_WORK REQUIRED_.
In the material below, find every line with "thành" and pull it out.

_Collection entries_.
begin

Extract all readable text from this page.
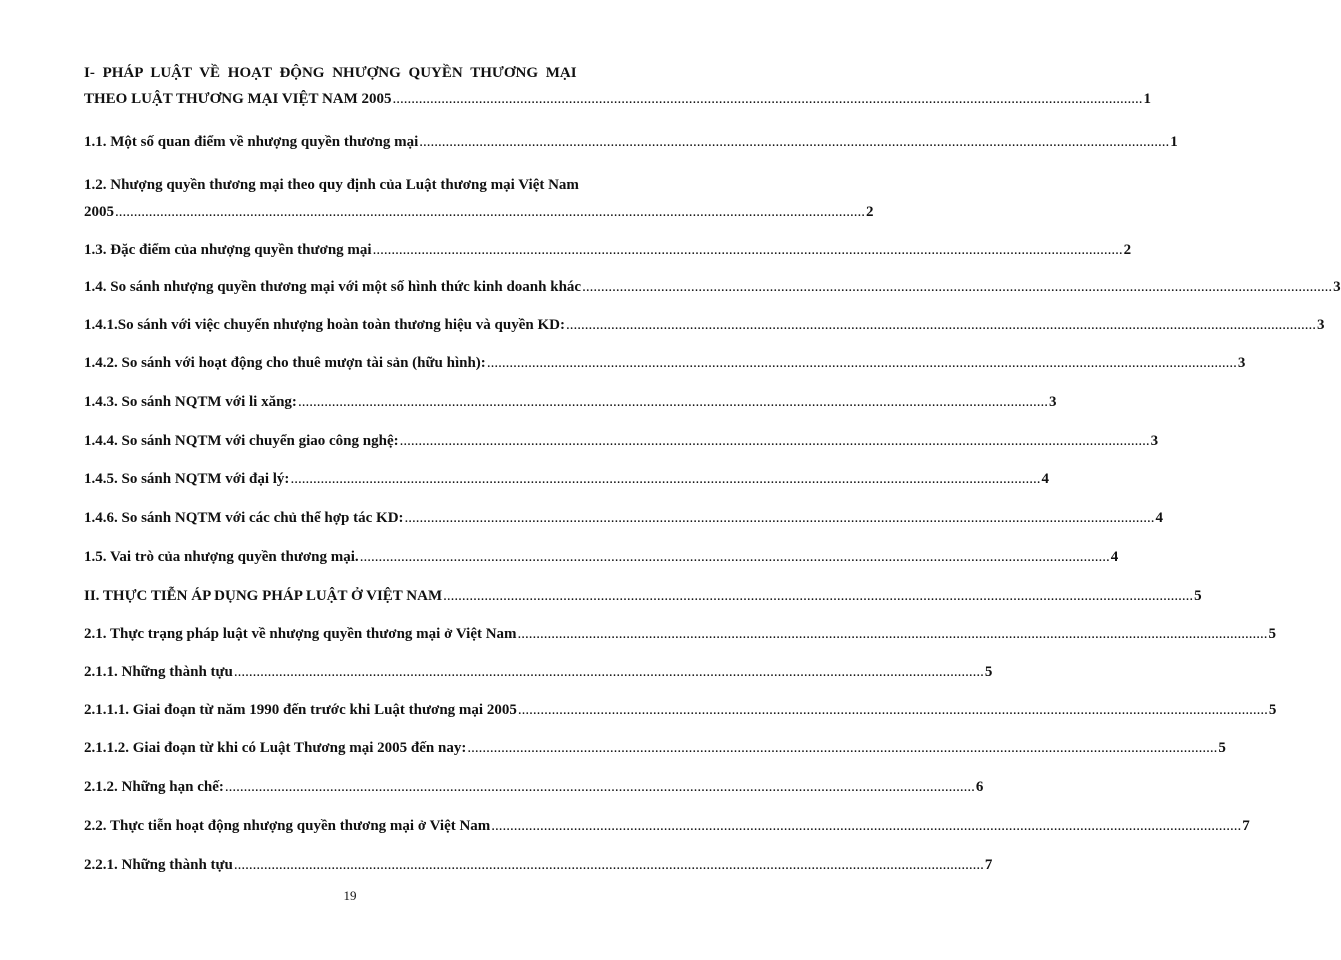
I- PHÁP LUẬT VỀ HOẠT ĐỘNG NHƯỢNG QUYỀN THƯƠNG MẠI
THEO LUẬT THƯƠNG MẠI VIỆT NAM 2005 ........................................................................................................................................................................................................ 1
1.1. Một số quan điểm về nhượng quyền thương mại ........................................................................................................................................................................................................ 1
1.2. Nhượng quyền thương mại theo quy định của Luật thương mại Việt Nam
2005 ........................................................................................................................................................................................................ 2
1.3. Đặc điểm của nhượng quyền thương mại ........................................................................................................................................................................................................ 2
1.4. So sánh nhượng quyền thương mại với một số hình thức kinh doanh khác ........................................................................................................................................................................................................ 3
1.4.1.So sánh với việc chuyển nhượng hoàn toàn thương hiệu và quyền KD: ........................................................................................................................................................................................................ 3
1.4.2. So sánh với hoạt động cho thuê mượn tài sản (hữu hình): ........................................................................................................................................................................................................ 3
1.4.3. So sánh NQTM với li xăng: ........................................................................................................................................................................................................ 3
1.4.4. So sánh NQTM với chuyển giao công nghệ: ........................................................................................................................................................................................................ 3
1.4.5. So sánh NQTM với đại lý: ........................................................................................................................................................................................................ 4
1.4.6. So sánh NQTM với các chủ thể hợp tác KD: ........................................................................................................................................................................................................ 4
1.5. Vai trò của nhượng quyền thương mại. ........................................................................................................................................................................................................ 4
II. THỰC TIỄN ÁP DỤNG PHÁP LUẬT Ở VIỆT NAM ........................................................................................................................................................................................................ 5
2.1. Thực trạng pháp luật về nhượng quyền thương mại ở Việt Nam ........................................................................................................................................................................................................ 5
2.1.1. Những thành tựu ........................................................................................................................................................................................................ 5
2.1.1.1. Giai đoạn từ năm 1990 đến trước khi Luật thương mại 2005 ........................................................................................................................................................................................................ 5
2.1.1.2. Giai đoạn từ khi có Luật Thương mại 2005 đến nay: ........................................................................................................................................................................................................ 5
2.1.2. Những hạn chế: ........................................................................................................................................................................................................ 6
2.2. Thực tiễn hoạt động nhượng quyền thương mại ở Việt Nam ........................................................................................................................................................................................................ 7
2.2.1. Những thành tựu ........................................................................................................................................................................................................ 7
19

end
begin

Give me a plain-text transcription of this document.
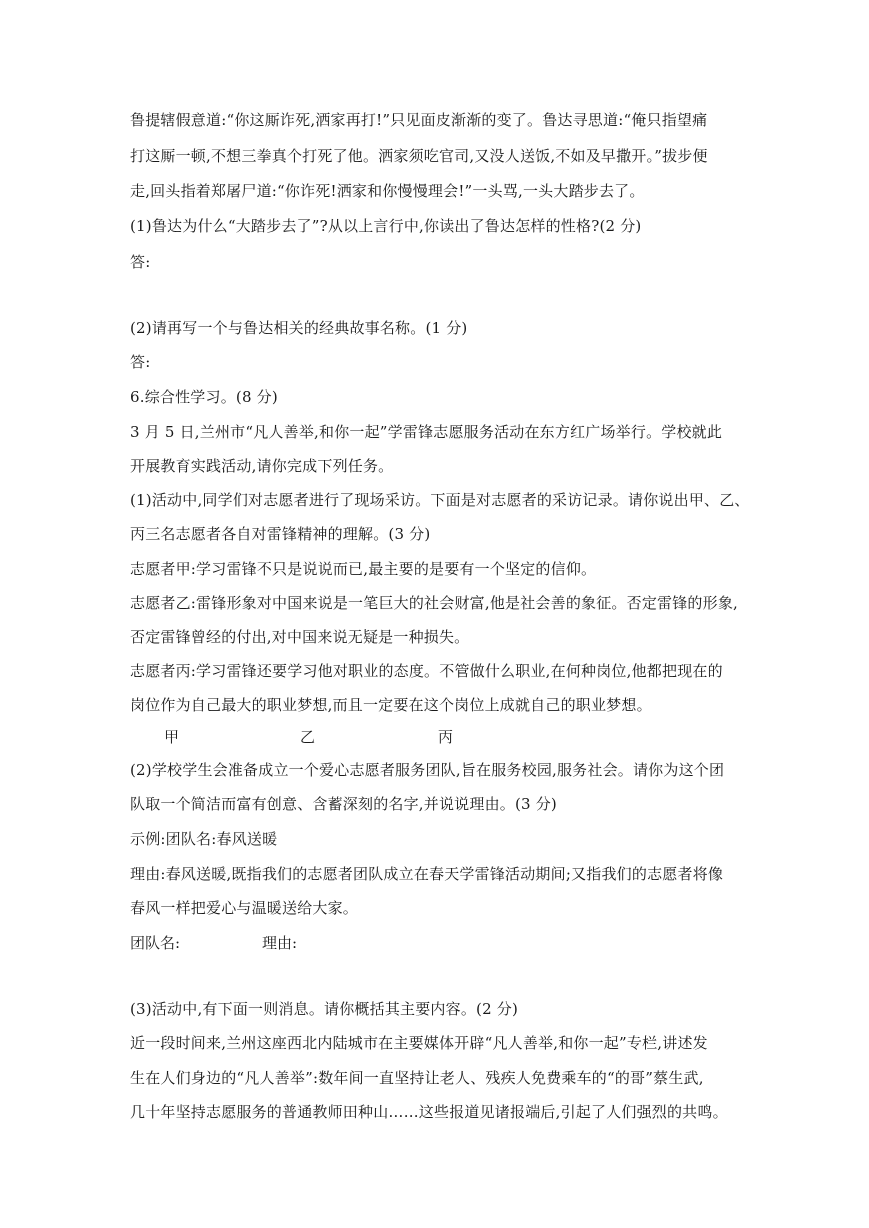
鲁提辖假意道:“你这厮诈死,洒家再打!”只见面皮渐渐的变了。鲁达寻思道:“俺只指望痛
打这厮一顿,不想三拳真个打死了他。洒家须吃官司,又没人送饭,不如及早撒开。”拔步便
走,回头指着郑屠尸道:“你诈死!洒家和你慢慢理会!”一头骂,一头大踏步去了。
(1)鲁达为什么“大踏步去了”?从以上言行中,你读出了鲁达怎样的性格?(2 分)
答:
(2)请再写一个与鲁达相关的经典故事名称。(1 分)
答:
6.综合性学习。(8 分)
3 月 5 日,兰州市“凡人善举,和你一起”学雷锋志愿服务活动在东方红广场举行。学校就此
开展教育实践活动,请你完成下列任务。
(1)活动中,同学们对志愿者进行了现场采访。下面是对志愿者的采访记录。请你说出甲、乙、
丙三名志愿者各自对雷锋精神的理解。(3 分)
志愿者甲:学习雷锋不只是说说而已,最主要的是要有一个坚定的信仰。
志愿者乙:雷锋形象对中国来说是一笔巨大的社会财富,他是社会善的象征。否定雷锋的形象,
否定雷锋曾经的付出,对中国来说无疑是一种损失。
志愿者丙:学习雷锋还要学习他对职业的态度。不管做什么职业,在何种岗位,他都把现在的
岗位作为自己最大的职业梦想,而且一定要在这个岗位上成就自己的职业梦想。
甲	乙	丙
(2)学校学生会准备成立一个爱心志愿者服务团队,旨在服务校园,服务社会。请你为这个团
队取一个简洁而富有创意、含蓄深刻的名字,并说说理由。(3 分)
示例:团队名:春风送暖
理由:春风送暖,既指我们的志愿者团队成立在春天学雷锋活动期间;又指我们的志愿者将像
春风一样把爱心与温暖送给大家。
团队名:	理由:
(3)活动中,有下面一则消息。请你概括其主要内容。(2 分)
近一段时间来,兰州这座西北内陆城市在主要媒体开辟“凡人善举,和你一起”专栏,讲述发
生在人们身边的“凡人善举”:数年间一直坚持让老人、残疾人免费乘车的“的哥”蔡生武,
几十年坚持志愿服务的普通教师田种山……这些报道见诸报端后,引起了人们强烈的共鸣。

end

_EXERCISE RESULT_.
2.1.1. Những thành tựu ........................................................................................................................................................................................................ 5
2.2.1. Những thành tựu ........................................................................................................................................................................................................ 7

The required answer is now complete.